__Work instructions__:
Repeat every line of the data exactly, but not the pictures.

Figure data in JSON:
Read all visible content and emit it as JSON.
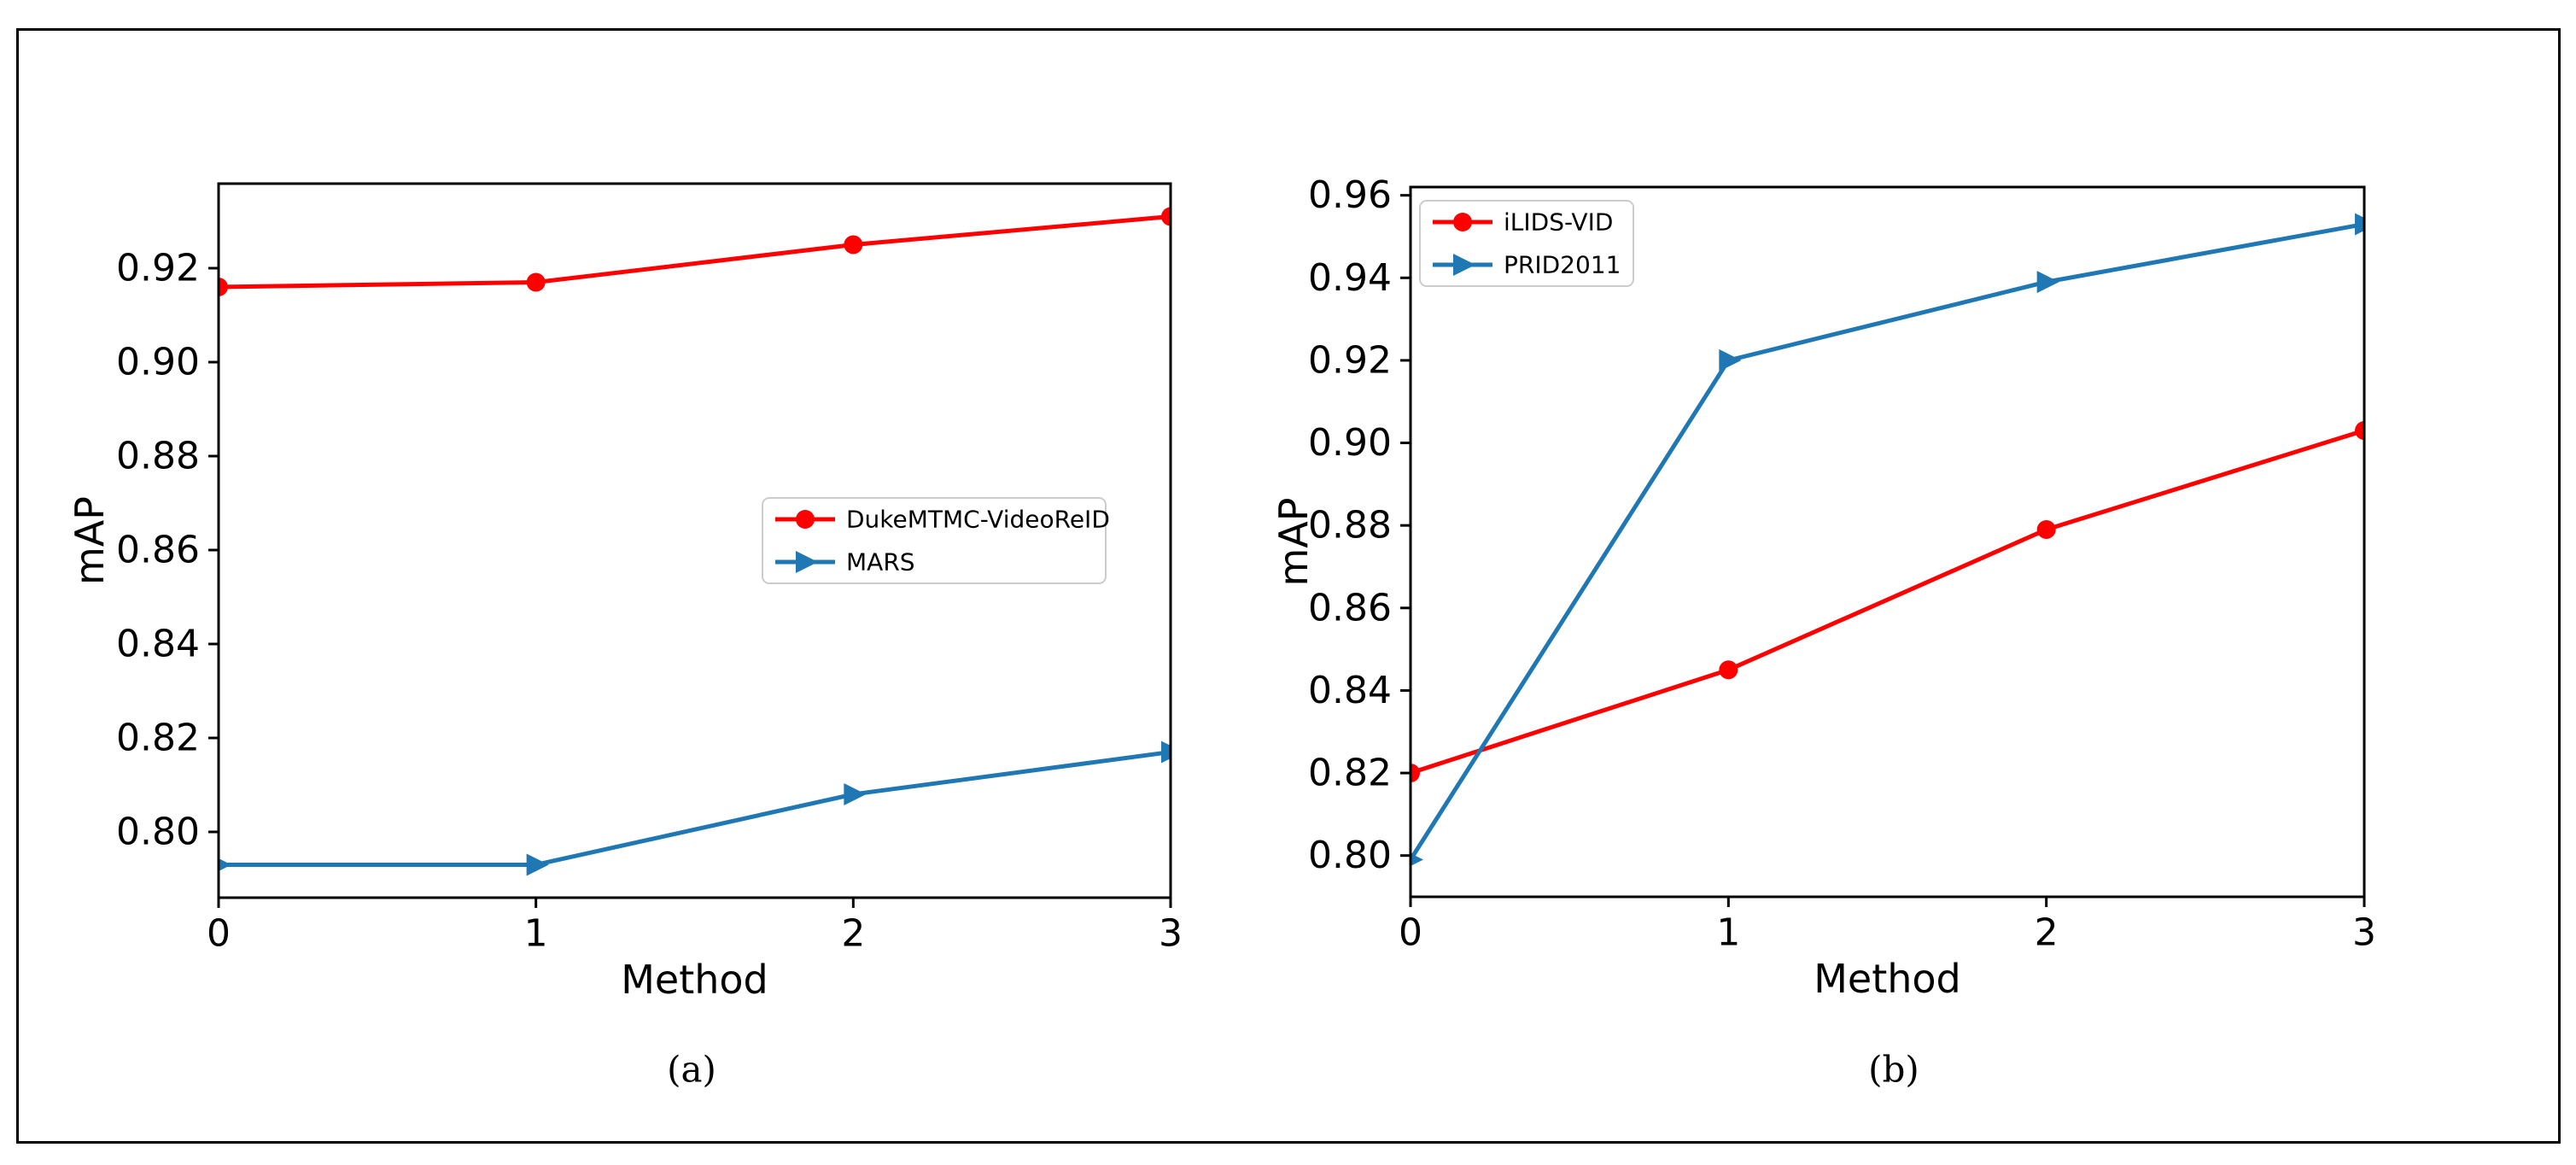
{
  "figure": {
    "background": "#ffffff",
    "border_color": "#000000",
    "text_color": "#000000"
  },
  "chart_data": [
    {
      "id": "a",
      "type": "line",
      "caption": "(a)",
      "xlabel": "Method",
      "ylabel": "mAP",
      "x": [
        0,
        1,
        2,
        3
      ],
      "xtick_labels": [
        "0",
        "1",
        "2",
        "3"
      ],
      "xlim": [
        0,
        3
      ],
      "ylim": [
        0.786,
        0.938
      ],
      "ytick_values": [
        0.8,
        0.82,
        0.84,
        0.86,
        0.88,
        0.9,
        0.92
      ],
      "ytick_labels": [
        "0.80",
        "0.82",
        "0.84",
        "0.86",
        "0.88",
        "0.90",
        "0.92"
      ],
      "grid": false,
      "legend_position": "center-right",
      "series": [
        {
          "name": "DukeMTMC-VideoReID",
          "color": "#ff0000",
          "marker": "circle",
          "values": [
            0.916,
            0.917,
            0.925,
            0.931
          ]
        },
        {
          "name": "MARS",
          "color": "#1f77b4",
          "marker": "triangle-right",
          "values": [
            0.793,
            0.793,
            0.808,
            0.817
          ]
        }
      ]
    },
    {
      "id": "b",
      "type": "line",
      "caption": "(b)",
      "xlabel": "Method",
      "ylabel": "mAP",
      "x": [
        0,
        1,
        2,
        3
      ],
      "xtick_labels": [
        "0",
        "1",
        "2",
        "3"
      ],
      "xlim": [
        0,
        3
      ],
      "ylim": [
        0.79,
        0.962
      ],
      "ytick_values": [
        0.8,
        0.82,
        0.84,
        0.86,
        0.88,
        0.9,
        0.92,
        0.94,
        0.96
      ],
      "ytick_labels": [
        "0.80",
        "0.82",
        "0.84",
        "0.86",
        "0.88",
        "0.90",
        "0.92",
        "0.94",
        "0.96"
      ],
      "grid": false,
      "legend_position": "upper-left",
      "series": [
        {
          "name": "iLIDS-VID",
          "color": "#ff0000",
          "marker": "circle",
          "values": [
            0.82,
            0.845,
            0.879,
            0.903
          ]
        },
        {
          "name": "PRID2011",
          "color": "#1f77b4",
          "marker": "triangle-right",
          "values": [
            0.799,
            0.92,
            0.939,
            0.953
          ]
        }
      ]
    }
  ],
  "legend": {
    "border_color": "#cccccc",
    "fill_color": "#ffffff"
  }
}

__Reply to the exercise__:
Read all visible content and emit it as JSON.
{
  "figure": {
    "background": "#ffffff",
    "border_color": "#000000",
    "text_color": "#000000"
  },
  "chart_data": [
    {
      "id": "a",
      "type": "line",
      "caption": "(a)",
      "xlabel": "Method",
      "ylabel": "mAP",
      "x": [
        0,
        1,
        2,
        3
      ],
      "xtick_labels": [
        "0",
        "1",
        "2",
        "3"
      ],
      "xlim": [
        0,
        3
      ],
      "ylim": [
        0.786,
        0.938
      ],
      "ytick_values": [
        0.8,
        0.82,
        0.84,
        0.86,
        0.88,
        0.9,
        0.92
      ],
      "ytick_labels": [
        "0.80",
        "0.82",
        "0.84",
        "0.86",
        "0.88",
        "0.90",
        "0.92"
      ],
      "grid": false,
      "legend_position": "center-right",
      "series": [
        {
          "name": "DukeMTMC-VideoReID",
          "color": "#ff0000",
          "marker": "circle",
          "values": [
            0.916,
            0.917,
            0.925,
            0.931
          ]
        },
        {
          "name": "MARS",
          "color": "#1f77b4",
          "marker": "triangle-right",
          "values": [
            0.793,
            0.793,
            0.808,
            0.817
          ]
        }
      ]
    },
    {
      "id": "b",
      "type": "line",
      "caption": "(b)",
      "xlabel": "Method",
      "ylabel": "mAP",
      "x": [
        0,
        1,
        2,
        3
      ],
      "xtick_labels": [
        "0",
        "1",
        "2",
        "3"
      ],
      "xlim": [
        0,
        3
      ],
      "ylim": [
        0.79,
        0.962
      ],
      "ytick_values": [
        0.8,
        0.82,
        0.84,
        0.86,
        0.88,
        0.9,
        0.92,
        0.94,
        0.96
      ],
      "ytick_labels": [
        "0.80",
        "0.82",
        "0.84",
        "0.86",
        "0.88",
        "0.90",
        "0.92",
        "0.94",
        "0.96"
      ],
      "grid": false,
      "legend_position": "upper-left",
      "series": [
        {
          "name": "iLIDS-VID",
          "color": "#ff0000",
          "marker": "circle",
          "values": [
            0.82,
            0.845,
            0.879,
            0.903
          ]
        },
        {
          "name": "PRID2011",
          "color": "#1f77b4",
          "marker": "triangle-right",
          "values": [
            0.799,
            0.92,
            0.939,
            0.953
          ]
        }
      ]
    }
  ],
  "legend": {
    "border_color": "#cccccc",
    "fill_color": "#ffffff"
  }
}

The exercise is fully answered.